[start]
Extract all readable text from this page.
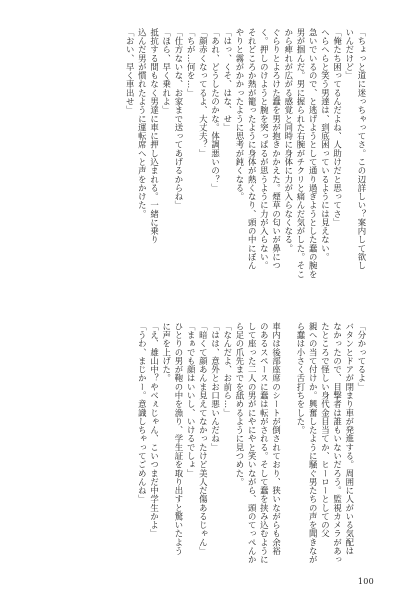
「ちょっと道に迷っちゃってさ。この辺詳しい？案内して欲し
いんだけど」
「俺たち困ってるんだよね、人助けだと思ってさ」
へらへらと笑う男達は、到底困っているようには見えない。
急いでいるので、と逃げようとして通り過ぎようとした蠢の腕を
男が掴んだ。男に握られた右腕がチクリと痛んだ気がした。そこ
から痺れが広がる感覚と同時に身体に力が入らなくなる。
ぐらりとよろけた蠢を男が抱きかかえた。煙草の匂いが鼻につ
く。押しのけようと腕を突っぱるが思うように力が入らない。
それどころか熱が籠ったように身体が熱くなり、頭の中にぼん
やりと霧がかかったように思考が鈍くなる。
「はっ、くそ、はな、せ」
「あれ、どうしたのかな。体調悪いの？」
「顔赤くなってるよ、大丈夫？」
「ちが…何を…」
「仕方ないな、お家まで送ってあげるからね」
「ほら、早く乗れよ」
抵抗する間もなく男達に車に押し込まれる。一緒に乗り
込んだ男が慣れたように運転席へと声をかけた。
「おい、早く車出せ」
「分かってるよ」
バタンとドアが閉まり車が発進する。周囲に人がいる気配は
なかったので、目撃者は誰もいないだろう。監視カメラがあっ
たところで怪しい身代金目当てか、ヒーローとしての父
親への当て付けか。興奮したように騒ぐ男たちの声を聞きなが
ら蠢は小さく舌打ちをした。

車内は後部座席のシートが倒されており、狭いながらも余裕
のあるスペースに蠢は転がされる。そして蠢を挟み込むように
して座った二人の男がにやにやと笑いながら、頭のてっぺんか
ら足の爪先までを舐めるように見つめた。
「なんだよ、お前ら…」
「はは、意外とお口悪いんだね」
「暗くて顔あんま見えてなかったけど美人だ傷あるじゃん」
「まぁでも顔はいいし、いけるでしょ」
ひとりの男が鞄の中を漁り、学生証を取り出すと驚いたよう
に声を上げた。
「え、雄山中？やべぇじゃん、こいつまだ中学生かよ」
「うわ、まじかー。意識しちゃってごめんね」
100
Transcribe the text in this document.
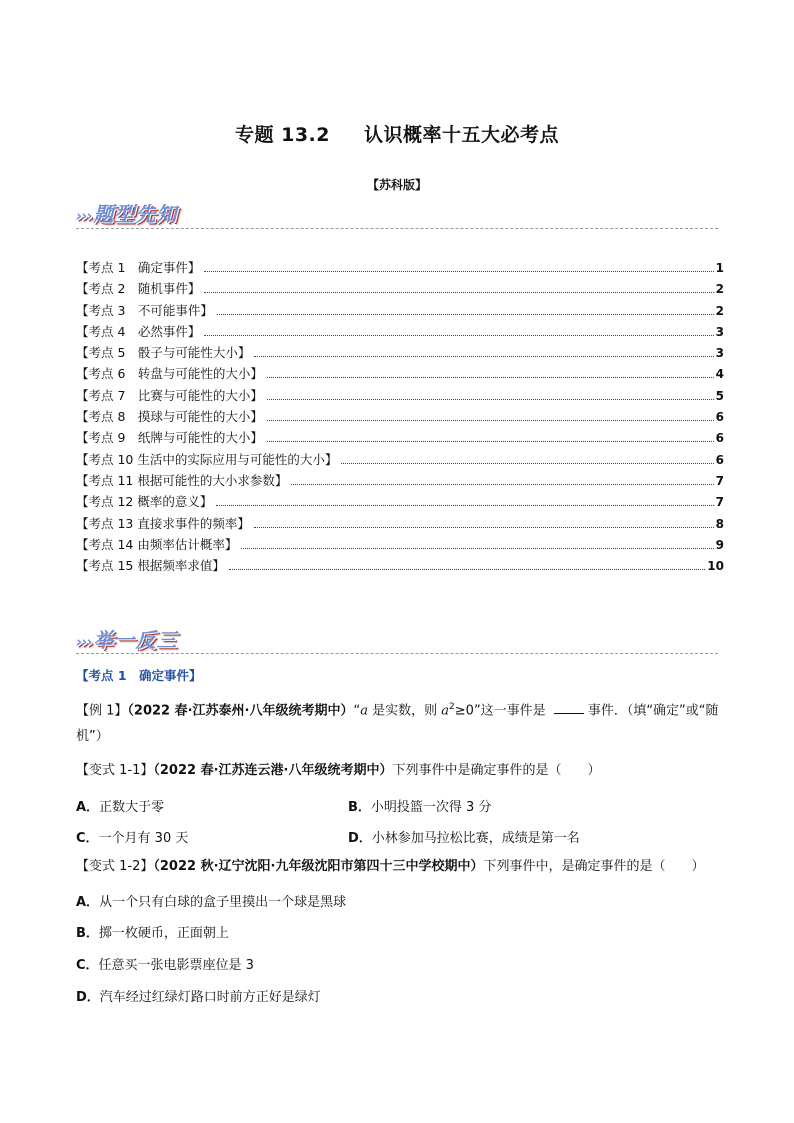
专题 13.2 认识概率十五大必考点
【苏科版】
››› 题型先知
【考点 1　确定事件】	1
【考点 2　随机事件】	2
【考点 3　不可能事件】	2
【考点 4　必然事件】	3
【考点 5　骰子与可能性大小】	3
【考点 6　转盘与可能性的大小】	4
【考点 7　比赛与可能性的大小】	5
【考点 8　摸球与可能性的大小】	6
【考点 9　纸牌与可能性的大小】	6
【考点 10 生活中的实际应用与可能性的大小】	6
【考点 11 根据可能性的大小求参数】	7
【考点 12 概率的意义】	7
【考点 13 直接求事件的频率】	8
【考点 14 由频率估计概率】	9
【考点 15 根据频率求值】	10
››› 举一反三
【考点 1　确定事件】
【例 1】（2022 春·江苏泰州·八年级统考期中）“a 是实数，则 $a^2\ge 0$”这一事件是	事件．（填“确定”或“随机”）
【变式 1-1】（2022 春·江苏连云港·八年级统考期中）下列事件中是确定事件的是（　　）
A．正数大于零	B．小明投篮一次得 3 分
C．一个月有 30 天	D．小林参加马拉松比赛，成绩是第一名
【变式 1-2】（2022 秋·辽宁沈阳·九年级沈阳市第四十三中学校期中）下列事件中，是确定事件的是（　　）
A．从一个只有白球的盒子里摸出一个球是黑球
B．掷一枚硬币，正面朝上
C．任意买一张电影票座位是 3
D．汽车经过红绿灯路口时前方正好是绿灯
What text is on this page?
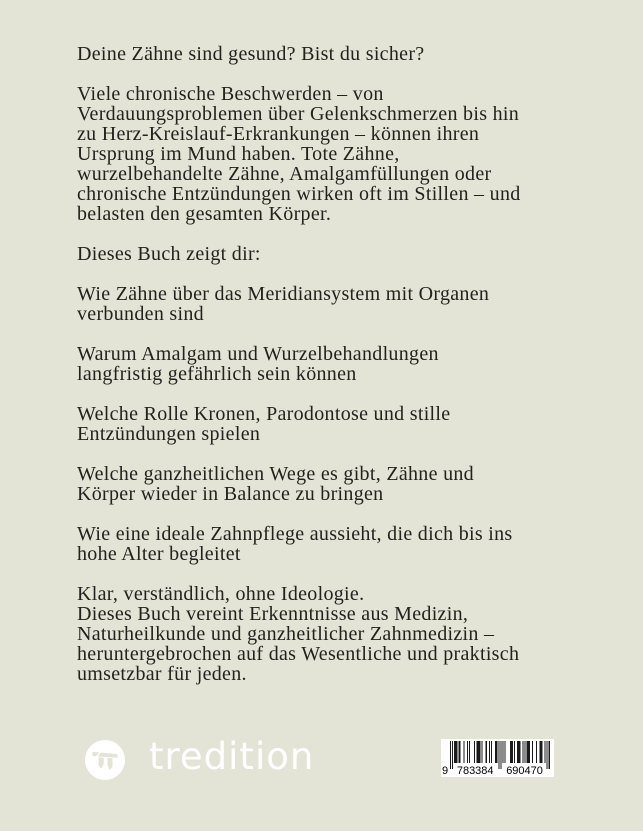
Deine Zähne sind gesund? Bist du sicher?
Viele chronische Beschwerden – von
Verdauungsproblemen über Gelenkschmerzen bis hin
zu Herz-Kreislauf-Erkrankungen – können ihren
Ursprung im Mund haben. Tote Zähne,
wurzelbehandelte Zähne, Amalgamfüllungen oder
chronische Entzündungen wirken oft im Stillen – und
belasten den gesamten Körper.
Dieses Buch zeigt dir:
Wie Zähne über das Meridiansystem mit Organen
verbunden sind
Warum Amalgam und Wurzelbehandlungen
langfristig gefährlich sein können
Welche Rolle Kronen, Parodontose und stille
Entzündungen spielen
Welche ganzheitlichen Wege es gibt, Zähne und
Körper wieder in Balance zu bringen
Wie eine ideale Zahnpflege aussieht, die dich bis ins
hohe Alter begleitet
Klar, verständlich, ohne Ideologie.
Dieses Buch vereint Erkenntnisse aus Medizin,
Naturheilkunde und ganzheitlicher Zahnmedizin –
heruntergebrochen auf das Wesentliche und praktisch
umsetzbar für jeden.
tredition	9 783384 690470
[end]
[start]
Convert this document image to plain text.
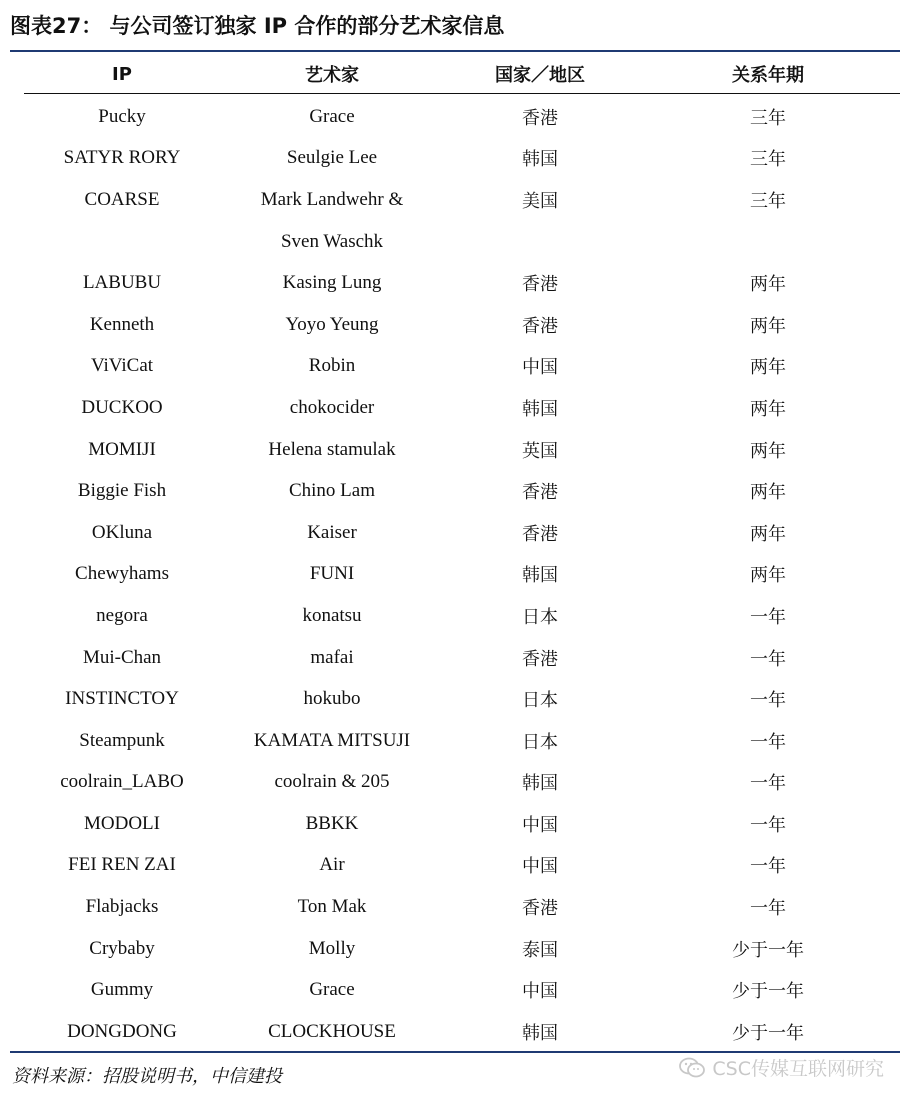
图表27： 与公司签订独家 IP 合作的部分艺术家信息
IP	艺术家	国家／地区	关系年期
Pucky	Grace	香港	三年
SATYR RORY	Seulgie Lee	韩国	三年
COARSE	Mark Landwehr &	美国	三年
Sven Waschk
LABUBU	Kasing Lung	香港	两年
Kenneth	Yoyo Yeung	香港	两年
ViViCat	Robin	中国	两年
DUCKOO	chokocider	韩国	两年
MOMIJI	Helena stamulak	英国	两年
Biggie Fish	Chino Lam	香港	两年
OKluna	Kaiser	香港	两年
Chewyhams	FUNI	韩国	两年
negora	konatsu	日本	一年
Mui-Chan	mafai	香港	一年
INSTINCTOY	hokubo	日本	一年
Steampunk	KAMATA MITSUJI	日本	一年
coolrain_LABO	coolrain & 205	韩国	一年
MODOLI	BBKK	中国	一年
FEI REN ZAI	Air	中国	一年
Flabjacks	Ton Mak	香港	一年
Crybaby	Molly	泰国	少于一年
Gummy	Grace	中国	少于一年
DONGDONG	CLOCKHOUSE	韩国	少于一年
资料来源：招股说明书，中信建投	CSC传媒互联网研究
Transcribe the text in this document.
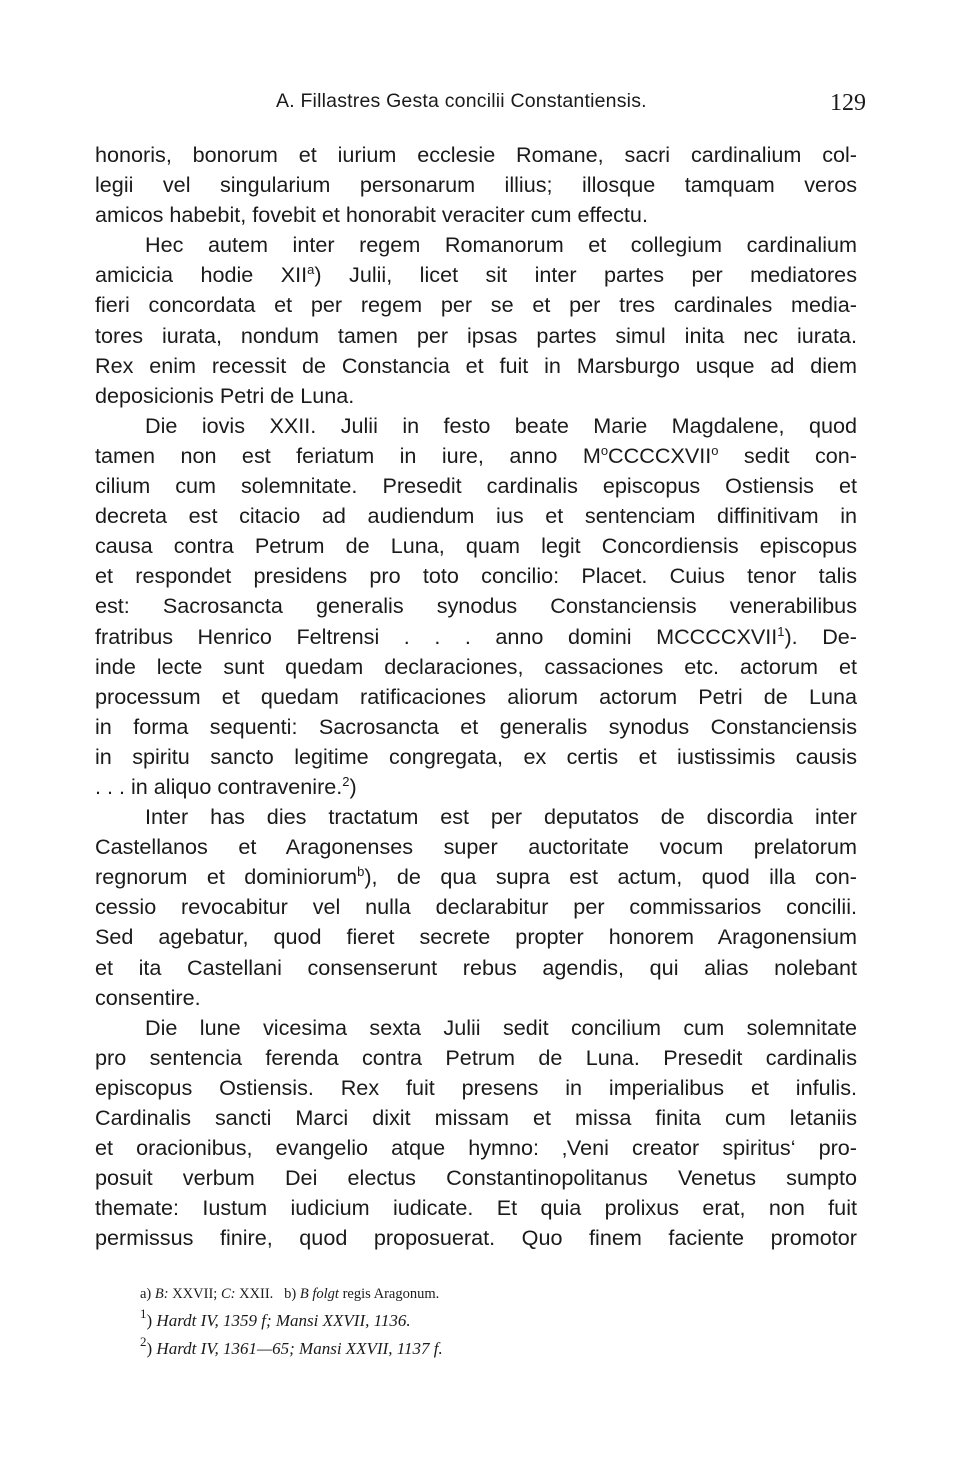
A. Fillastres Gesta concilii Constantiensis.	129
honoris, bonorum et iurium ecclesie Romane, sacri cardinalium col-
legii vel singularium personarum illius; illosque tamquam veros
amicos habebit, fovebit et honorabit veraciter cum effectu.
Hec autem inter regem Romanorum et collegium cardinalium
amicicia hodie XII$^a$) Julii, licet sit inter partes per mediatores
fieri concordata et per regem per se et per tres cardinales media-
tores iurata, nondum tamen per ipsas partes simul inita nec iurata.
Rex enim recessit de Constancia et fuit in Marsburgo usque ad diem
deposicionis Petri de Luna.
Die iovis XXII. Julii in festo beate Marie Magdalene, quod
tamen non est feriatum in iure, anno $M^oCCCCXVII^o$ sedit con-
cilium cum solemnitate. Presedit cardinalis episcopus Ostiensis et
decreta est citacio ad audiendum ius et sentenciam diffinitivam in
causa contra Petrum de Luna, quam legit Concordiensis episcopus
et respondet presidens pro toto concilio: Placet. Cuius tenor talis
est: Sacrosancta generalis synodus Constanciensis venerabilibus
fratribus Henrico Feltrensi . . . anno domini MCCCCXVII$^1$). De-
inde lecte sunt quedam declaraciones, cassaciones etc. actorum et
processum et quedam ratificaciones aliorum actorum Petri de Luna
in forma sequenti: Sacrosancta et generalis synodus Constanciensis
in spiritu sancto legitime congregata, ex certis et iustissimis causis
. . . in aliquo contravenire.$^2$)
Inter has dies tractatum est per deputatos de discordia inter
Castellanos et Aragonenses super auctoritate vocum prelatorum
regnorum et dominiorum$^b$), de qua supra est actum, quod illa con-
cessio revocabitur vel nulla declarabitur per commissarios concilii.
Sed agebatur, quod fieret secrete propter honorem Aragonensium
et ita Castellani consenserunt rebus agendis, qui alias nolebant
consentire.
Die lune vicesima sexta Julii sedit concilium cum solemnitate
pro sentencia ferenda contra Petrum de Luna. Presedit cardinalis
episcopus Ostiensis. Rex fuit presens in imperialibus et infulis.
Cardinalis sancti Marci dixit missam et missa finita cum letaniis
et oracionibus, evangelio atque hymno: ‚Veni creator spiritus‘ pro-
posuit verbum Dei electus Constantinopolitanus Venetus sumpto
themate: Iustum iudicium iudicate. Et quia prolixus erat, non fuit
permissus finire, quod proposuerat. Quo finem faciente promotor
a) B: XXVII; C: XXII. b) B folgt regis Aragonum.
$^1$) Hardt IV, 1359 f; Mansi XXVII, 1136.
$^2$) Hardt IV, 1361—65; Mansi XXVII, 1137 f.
[end]
> _Exercise prompt_: Lines containing the word "synodus" must all be returned from the material above.

> _Written solution_:
est: Sacrosancta generalis synodus Constanciensis venerabilibus
in forma sequenti: Sacrosancta et generalis synodus Constanciensis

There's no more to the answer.